# 任務目標
請續寫下方談社工處境的文本，從其最後一句之後接著寫下去。

# 所示文本
:::

社工是專業的助人工作者,透過同理心深入社會悲劇發生的角落,卻在凝視情緒黑洞的同時,也漸漸被黑洞吞噬,成了憂鬱沮喪的人。他們飽受社會大眾誤解,有人把社工叫成「志工」,有人在發生社會案件時,叫社工出來扛責任。我們都忘了,社工是人,不是神,他們無法消滅苦難,卻能陪受苦的人們走一程。
西門町的戲院前,年輕社工剛買好電影票,就收到個案阿B傳來的自殺照片,一把水果刀血淋淋插在手腕上,「他不說在哪,只看得出來在超商,我跑遍大街小巷,才找到那家超商,他全身是血,堅持不上救護車,我抱著他說:『沒事了,我們都在這!』他才願意去就醫。」她當下沒跟任何人說,自己連手指一點小傷口都會害怕,更何況要抱著滿身血的阿B。27歲的巫馥彤,回憶那5年服務街友的驚險往事,眉頭沒皺一下。
社會安全網的洞很大,我們拚命用手去接,很累、很無力。

:::

# 提供資料
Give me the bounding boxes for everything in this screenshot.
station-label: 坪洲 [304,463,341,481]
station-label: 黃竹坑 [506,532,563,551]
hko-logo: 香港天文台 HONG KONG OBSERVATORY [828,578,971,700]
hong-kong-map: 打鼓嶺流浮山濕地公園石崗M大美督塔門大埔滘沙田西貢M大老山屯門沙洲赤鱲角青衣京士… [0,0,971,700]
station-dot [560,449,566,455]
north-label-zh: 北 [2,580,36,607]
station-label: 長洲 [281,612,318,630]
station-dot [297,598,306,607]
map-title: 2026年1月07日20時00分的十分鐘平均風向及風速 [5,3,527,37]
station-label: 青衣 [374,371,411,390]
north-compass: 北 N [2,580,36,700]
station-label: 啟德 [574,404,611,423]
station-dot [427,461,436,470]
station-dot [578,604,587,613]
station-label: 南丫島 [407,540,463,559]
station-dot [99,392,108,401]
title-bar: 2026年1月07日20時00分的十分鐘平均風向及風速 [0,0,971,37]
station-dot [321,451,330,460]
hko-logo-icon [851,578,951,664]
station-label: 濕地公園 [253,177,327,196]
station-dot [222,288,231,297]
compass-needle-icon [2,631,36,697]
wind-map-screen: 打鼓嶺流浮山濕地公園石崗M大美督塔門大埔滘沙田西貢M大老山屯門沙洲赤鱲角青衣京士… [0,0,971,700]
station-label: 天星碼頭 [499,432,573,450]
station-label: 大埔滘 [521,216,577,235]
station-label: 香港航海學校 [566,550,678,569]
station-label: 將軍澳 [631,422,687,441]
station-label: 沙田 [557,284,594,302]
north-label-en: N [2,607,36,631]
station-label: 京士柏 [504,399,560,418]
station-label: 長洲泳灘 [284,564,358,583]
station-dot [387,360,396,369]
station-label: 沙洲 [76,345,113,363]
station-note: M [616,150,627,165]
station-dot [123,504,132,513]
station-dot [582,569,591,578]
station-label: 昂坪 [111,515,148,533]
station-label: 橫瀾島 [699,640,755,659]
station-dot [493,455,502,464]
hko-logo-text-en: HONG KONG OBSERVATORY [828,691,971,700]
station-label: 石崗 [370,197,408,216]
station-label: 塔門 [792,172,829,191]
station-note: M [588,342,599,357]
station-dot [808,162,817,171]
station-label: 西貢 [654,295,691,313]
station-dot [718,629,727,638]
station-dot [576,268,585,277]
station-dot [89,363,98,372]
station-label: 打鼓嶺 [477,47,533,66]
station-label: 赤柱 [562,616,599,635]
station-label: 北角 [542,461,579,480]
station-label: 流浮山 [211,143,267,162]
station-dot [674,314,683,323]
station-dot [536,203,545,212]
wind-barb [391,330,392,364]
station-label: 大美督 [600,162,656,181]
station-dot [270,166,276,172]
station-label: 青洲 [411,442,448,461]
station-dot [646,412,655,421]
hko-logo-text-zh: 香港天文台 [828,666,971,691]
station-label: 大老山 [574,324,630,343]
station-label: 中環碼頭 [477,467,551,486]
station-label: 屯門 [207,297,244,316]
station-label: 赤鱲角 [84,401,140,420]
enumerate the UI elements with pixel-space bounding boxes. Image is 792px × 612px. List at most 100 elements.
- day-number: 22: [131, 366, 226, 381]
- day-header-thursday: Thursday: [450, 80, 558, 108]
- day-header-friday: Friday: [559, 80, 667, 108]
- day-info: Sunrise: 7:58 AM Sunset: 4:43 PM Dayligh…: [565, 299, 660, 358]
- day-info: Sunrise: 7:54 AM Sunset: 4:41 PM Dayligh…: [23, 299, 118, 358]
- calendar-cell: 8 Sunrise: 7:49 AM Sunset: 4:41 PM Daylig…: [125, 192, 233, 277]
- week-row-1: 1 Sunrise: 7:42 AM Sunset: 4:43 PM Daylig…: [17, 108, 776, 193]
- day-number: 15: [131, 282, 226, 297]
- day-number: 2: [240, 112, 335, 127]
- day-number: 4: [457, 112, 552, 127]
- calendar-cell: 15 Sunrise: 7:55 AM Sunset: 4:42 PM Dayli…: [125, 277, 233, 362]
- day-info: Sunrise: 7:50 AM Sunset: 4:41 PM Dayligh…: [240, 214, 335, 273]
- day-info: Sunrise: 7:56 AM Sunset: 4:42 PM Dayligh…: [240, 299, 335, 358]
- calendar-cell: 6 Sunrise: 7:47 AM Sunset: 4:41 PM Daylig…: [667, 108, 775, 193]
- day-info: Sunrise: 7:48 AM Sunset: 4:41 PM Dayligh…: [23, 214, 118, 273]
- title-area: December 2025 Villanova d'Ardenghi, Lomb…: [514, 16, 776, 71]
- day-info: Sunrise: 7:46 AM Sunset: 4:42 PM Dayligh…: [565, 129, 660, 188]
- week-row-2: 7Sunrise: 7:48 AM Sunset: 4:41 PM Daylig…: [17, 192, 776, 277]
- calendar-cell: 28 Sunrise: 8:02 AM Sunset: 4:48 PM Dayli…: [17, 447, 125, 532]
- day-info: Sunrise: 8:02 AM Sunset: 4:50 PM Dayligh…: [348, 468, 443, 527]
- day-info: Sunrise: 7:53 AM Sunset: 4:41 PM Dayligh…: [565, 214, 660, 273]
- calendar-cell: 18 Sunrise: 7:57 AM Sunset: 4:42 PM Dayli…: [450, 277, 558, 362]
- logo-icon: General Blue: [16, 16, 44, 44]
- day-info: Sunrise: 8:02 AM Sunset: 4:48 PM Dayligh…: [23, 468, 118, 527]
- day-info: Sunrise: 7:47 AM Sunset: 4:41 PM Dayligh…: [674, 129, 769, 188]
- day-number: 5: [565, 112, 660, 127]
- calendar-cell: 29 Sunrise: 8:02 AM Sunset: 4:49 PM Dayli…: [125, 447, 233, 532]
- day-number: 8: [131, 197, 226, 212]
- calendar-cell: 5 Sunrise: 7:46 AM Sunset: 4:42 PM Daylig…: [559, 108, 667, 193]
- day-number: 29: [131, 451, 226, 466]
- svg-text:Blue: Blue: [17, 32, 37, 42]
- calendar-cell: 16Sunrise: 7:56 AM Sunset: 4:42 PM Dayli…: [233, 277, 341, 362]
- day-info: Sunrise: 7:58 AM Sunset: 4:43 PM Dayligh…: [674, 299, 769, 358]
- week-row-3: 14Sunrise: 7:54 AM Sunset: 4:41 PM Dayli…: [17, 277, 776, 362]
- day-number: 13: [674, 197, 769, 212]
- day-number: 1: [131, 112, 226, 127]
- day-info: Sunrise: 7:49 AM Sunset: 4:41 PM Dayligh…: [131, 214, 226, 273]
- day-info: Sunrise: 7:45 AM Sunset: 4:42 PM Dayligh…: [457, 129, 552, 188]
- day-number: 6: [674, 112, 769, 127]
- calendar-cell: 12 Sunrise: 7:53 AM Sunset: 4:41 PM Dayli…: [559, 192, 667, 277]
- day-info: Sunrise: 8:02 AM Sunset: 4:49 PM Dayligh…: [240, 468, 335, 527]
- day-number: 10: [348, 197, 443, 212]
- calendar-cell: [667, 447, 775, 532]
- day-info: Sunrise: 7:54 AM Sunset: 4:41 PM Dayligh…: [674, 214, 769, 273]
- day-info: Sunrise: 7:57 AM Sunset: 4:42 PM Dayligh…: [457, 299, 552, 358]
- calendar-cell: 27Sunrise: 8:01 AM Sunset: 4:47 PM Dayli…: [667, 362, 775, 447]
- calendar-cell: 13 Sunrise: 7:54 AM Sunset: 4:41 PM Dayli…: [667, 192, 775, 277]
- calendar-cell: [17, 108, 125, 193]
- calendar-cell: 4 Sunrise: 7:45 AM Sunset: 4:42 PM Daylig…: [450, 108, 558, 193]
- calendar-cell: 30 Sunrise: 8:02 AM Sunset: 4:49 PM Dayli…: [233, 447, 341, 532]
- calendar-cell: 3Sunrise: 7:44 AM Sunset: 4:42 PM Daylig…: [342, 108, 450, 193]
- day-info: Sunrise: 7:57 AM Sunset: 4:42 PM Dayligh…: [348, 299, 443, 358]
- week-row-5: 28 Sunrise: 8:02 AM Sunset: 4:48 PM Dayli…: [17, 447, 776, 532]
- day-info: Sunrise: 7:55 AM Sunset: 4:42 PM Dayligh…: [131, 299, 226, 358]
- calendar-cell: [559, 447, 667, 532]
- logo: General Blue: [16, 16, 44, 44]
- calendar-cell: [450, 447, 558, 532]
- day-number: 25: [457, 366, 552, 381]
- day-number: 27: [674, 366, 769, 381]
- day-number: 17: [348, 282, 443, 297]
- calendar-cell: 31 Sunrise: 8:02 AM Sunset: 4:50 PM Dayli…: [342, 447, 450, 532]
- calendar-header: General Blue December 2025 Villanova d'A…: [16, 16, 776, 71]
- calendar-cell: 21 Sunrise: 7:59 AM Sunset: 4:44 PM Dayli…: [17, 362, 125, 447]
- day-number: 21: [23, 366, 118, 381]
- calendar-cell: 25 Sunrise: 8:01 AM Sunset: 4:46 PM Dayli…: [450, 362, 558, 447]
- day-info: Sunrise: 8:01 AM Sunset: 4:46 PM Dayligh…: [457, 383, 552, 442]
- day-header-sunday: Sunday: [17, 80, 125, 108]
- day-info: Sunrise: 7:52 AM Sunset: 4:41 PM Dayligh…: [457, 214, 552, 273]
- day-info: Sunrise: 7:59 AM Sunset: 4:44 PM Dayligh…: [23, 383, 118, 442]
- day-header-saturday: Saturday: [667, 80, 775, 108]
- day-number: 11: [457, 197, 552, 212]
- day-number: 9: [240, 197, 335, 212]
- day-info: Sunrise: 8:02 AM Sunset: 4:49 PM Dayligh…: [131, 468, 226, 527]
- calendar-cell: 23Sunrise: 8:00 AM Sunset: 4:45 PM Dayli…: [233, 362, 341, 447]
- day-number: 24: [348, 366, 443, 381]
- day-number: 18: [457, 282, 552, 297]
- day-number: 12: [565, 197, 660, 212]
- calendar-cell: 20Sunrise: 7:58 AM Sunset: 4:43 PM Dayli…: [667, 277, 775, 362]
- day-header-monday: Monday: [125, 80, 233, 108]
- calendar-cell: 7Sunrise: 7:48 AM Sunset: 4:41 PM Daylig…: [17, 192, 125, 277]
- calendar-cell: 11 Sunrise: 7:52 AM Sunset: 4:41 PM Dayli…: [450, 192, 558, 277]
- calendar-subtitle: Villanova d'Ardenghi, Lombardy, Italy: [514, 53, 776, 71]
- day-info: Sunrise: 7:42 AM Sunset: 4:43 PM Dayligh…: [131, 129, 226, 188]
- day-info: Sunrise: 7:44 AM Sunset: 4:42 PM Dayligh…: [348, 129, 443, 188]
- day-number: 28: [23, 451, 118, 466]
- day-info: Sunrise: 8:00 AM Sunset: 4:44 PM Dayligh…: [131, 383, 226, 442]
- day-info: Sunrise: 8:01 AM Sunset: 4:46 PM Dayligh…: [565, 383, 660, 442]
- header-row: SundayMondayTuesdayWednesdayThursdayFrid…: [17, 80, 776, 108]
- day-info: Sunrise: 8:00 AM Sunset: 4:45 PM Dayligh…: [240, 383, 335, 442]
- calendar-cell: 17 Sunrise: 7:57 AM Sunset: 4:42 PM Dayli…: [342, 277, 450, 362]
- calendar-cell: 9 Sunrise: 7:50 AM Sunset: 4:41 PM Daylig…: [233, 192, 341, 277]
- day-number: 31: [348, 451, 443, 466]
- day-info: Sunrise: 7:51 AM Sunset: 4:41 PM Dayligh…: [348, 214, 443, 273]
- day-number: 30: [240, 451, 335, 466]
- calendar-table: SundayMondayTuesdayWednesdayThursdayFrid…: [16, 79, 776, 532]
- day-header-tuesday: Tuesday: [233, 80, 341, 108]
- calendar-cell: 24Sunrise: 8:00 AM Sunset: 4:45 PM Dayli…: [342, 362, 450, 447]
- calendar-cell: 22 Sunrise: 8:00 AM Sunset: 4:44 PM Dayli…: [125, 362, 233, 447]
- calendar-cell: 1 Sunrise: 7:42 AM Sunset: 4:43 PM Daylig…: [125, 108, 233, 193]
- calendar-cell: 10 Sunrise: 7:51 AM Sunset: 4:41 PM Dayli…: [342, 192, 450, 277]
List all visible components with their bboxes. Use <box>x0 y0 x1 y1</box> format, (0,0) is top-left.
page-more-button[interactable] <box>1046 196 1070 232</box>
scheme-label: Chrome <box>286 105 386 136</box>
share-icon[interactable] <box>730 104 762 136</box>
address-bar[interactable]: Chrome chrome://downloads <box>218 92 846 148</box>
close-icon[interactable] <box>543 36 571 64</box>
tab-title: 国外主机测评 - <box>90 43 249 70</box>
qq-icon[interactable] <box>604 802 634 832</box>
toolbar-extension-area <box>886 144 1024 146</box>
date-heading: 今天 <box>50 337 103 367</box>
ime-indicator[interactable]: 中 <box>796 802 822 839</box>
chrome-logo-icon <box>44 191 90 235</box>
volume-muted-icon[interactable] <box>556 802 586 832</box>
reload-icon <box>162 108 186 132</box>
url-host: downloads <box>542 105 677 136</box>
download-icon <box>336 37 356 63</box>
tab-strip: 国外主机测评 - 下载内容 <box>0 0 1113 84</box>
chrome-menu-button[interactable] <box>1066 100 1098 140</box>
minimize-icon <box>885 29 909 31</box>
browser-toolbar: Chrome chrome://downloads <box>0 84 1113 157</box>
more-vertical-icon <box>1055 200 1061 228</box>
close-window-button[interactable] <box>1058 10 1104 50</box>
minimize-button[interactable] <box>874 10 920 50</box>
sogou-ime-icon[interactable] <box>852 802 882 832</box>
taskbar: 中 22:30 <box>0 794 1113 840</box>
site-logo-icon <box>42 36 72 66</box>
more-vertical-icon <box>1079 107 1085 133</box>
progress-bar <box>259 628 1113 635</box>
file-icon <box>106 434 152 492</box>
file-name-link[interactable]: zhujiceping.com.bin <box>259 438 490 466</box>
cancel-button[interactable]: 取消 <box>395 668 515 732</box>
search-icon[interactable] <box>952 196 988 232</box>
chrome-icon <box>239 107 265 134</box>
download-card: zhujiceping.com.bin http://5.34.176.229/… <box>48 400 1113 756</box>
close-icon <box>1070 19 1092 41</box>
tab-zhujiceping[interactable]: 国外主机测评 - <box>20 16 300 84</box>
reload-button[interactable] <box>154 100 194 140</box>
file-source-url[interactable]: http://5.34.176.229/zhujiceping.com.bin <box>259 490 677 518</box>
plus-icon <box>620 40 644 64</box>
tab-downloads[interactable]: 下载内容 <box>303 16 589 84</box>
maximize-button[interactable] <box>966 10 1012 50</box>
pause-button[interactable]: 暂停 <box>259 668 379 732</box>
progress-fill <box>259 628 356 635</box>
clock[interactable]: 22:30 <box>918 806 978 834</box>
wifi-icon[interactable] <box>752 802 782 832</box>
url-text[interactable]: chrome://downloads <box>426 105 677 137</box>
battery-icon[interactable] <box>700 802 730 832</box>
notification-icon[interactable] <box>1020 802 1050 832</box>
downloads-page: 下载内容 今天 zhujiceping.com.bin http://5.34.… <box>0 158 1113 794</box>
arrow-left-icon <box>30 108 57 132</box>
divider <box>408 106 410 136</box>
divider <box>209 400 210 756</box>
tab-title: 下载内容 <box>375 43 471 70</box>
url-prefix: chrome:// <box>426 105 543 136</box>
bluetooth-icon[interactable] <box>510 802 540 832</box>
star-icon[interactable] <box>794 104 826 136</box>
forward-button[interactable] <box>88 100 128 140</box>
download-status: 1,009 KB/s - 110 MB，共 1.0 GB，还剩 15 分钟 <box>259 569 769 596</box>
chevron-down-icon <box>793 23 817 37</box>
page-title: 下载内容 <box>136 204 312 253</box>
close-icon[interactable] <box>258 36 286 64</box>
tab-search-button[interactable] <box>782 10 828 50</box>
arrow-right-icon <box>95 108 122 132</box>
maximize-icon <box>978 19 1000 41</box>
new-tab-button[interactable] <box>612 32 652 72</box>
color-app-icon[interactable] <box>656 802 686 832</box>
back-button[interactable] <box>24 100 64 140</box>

:::

# 任務產出
近3年,政府因應隨機殺人事件、家庭暴力和自殺事件頻傳,投注近70億元預算,預計增聘3千名社工人力,今年初更實施社工薪資制度化,加薪又補人,目的在強化「社會安全網」,然而,「這網子的洞很大,我們只能用手去接,永遠接不完,或來不及接,有種拚命跑來跑去、很累的感覺,同時對那些被漏接的人充滿無力或疲乏,這是第一線社工普遍的感覺。」巫馥彤聲音輕柔,氣氛變得沉重。
衛福部統計,截至2018年底,全國社工師及社工員人數有1萬5千餘人,去年卻傳出台中市社工輕生離世,2017年也有高雄市社工疑似過勞死。關鍵是那句「用手接」,和警政系統一樣,社工要直接面對社會最陰暗的角落,他們卻沒有防身武器;他們服務最弱勢的人群,卻是拿自己的身體當工具,投入個案的生活世界裡。很多人把社工當成救苦助人的神,若真是如此,他們早已是自身難保的落難神明。
根據台北市社工師公會最新的問卷調查,回收的324份問卷中,有高達77%(250人)社工認為自己「工作長期累積的負能量,引發憂鬱、悲傷、沮喪等情緒」,近73%(236人)社工「為服務對象計劃處遇時遇到重重困難而感到挫敗,對自己或工作本身失望」。長期研究社工職災的暨南大學社工系教授汪淑媛說:「社工員長期處在希望感很低的環境與族群裡,情緒狀態會被影響,多數社工員常有『無力感』,嚴重者或時間拉長時,會引發其他精神症狀,例如焦慮、恐慌、憂鬱等。」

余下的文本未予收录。